[START Stored data]

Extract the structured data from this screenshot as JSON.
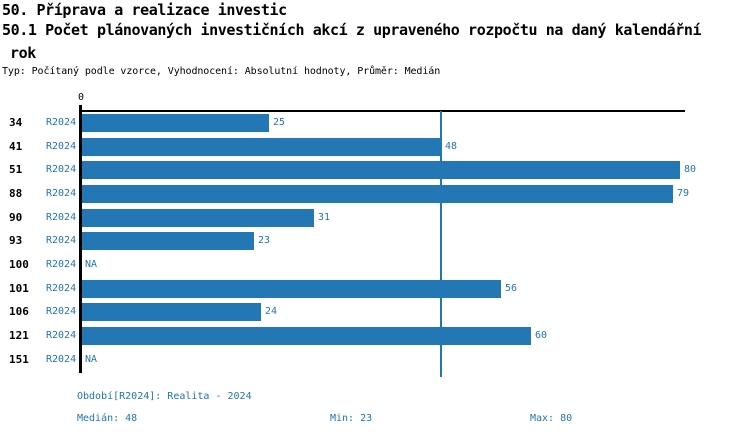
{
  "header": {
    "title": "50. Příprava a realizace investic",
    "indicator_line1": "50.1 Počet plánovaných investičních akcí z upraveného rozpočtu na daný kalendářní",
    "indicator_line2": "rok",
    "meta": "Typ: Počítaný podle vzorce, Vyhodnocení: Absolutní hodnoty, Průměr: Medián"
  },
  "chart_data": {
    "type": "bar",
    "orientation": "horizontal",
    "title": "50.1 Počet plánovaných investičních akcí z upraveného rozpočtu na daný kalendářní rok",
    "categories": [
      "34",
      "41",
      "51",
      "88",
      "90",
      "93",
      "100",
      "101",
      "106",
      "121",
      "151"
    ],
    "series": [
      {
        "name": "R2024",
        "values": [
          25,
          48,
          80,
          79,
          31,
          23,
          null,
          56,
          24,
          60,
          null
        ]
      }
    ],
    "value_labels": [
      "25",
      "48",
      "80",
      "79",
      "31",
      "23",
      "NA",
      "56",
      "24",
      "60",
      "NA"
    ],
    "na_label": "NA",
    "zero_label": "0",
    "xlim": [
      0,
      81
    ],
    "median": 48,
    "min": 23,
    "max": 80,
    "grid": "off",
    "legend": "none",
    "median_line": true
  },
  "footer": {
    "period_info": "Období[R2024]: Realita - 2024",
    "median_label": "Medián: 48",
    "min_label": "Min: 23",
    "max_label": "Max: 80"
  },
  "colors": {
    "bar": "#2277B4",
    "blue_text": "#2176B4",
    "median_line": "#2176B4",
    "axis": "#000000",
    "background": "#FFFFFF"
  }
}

[END Stored data]

● **Task statement**
Copy the data word for word. Pictures do not go in the copy.

● **Answer for this exercise**
Extract the structured data from this screenshot as JSON.
{
  "header": {
    "title": "50. Příprava a realizace investic",
    "indicator_line1": "50.1 Počet plánovaných investičních akcí z upraveného rozpočtu na daný kalendářní",
    "indicator_line2": "rok",
    "meta": "Typ: Počítaný podle vzorce, Vyhodnocení: Absolutní hodnoty, Průměr: Medián"
  },
  "chart_data": {
    "type": "bar",
    "orientation": "horizontal",
    "title": "50.1 Počet plánovaných investičních akcí z upraveného rozpočtu na daný kalendářní rok",
    "categories": [
      "34",
      "41",
      "51",
      "88",
      "90",
      "93",
      "100",
      "101",
      "106",
      "121",
      "151"
    ],
    "series": [
      {
        "name": "R2024",
        "values": [
          25,
          48,
          80,
          79,
          31,
          23,
          null,
          56,
          24,
          60,
          null
        ]
      }
    ],
    "value_labels": [
      "25",
      "48",
      "80",
      "79",
      "31",
      "23",
      "NA",
      "56",
      "24",
      "60",
      "NA"
    ],
    "na_label": "NA",
    "zero_label": "0",
    "xlim": [
      0,
      81
    ],
    "median": 48,
    "min": 23,
    "max": 80,
    "grid": "off",
    "legend": "none",
    "median_line": true
  },
  "footer": {
    "period_info": "Období[R2024]: Realita - 2024",
    "median_label": "Medián: 48",
    "min_label": "Min: 23",
    "max_label": "Max: 80"
  },
  "colors": {
    "bar": "#2277B4",
    "blue_text": "#2176B4",
    "median_line": "#2176B4",
    "axis": "#000000",
    "background": "#FFFFFF"
  }
}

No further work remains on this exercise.